(Extracted data entries)
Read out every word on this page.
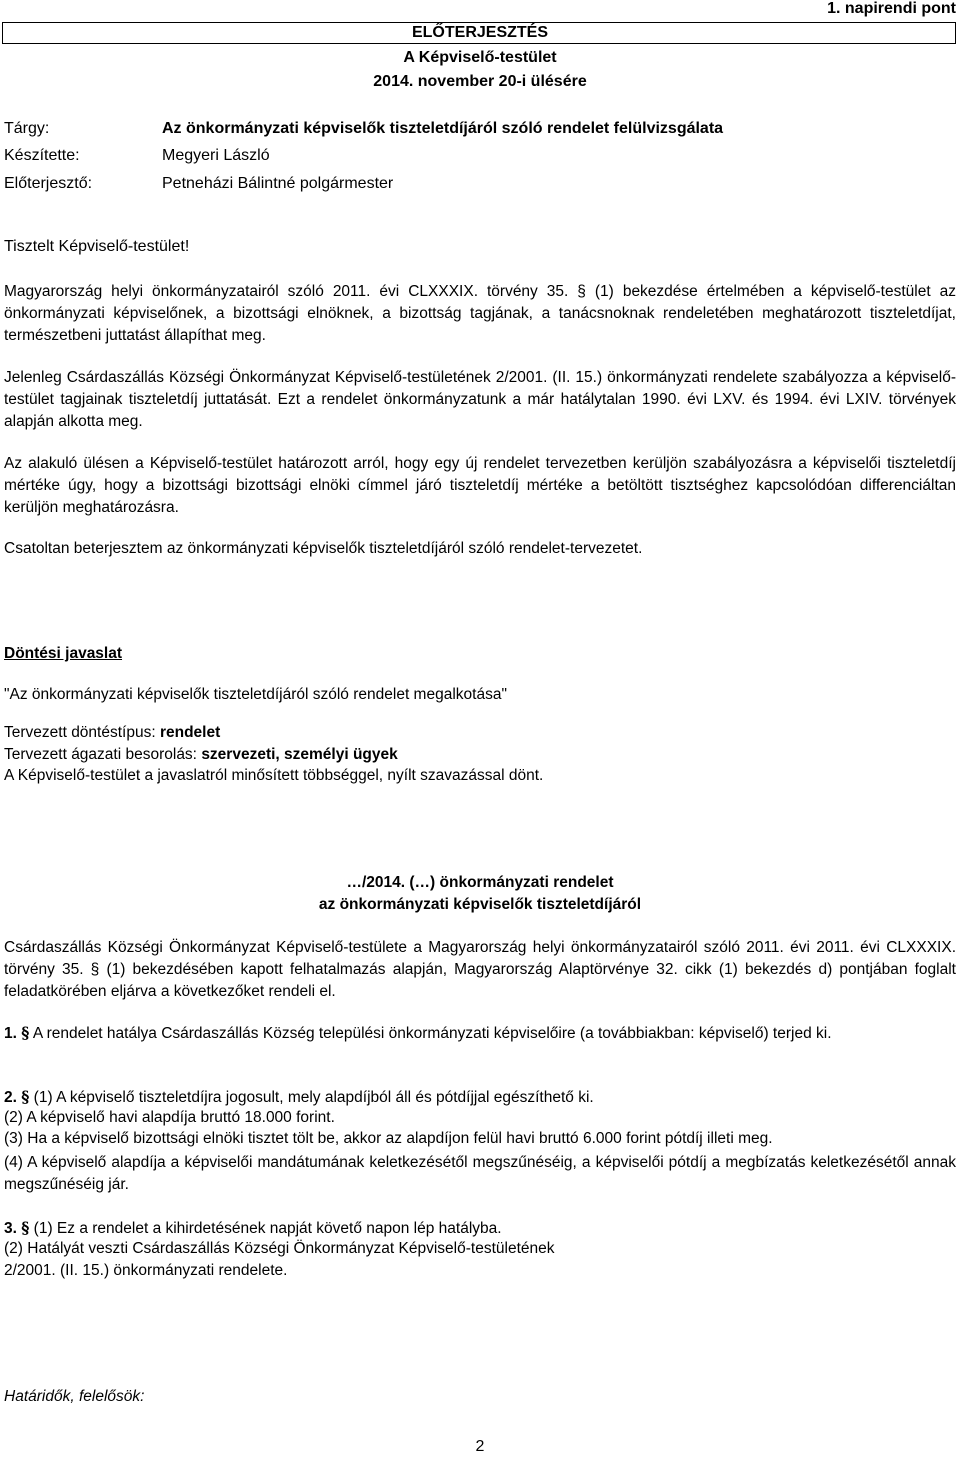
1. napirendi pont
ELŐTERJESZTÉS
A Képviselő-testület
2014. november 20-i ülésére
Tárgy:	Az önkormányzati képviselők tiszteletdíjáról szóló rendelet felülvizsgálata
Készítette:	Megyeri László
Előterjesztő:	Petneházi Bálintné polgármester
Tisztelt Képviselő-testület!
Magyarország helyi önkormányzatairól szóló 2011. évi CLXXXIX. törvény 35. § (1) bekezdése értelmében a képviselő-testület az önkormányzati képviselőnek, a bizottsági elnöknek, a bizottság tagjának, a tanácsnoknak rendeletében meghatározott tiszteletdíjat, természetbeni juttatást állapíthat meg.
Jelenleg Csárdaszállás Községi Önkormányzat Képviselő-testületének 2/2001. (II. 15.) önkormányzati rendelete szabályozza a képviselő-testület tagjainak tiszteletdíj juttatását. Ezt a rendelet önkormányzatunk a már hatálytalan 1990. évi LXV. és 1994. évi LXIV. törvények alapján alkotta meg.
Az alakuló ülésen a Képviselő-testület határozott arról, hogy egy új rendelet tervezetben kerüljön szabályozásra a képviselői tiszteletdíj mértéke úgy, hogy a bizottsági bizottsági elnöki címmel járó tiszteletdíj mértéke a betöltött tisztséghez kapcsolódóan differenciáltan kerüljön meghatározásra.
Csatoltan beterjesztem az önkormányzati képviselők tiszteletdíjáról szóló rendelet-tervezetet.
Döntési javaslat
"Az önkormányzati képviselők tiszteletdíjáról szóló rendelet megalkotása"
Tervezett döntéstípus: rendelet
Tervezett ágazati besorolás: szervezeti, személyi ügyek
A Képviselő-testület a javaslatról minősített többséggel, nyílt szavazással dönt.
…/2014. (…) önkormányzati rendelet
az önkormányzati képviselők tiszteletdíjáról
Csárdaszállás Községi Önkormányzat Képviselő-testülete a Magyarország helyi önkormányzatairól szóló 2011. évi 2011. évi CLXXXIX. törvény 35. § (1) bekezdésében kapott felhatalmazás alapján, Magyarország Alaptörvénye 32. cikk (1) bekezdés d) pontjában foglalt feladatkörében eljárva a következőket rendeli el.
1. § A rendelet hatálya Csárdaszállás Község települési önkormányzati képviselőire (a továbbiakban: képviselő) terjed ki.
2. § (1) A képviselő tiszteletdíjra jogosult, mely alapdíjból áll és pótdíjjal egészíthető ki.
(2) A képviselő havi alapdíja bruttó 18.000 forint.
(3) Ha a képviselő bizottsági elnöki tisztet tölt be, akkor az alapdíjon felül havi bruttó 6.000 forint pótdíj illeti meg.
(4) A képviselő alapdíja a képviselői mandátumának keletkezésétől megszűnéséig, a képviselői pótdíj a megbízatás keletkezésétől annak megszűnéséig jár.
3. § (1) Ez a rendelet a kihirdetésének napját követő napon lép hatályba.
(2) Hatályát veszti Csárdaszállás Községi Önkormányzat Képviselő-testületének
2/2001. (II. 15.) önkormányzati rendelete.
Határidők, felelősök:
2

---

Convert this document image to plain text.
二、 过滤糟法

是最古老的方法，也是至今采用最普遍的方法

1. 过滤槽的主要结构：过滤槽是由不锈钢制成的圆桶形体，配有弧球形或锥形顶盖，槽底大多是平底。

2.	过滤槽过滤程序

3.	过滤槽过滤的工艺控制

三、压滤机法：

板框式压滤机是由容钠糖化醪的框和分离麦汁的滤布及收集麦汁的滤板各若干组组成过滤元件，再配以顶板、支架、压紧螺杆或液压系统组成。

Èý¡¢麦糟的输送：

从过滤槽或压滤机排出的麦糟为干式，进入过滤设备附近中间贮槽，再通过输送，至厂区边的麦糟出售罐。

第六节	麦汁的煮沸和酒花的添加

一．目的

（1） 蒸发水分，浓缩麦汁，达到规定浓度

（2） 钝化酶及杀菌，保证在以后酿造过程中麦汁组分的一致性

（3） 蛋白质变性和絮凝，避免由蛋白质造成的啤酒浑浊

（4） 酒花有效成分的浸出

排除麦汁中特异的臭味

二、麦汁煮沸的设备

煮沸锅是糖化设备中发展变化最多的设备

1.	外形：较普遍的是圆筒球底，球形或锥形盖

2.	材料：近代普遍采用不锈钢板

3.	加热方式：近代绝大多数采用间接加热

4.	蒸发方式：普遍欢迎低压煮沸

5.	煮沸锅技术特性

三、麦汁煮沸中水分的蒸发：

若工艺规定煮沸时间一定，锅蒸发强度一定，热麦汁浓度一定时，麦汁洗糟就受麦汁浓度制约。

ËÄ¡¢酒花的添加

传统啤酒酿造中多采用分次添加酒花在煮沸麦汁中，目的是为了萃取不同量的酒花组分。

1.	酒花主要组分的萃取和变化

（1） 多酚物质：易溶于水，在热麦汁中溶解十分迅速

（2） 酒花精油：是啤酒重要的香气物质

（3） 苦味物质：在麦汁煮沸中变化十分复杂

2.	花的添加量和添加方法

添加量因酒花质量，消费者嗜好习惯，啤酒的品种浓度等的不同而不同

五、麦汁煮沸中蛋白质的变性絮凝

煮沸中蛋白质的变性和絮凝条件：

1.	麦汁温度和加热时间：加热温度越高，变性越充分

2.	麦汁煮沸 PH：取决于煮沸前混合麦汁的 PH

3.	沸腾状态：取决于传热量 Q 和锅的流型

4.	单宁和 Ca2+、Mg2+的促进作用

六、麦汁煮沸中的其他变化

Task directions
Gather each line that holds "képviselők".

In response
Tárgy:	Az önkormányzati képviselők tiszteletdíjáról szóló rendelet felülvizsgálata
Csatoltan beterjesztem az önkormányzati képviselők tiszteletdíjáról szóló rendelet-tervezetet.
"Az önkormányzati képviselők tiszteletdíjáról szóló rendelet megalkotása"
az önkormányzati képviselők tiszteletdíjáról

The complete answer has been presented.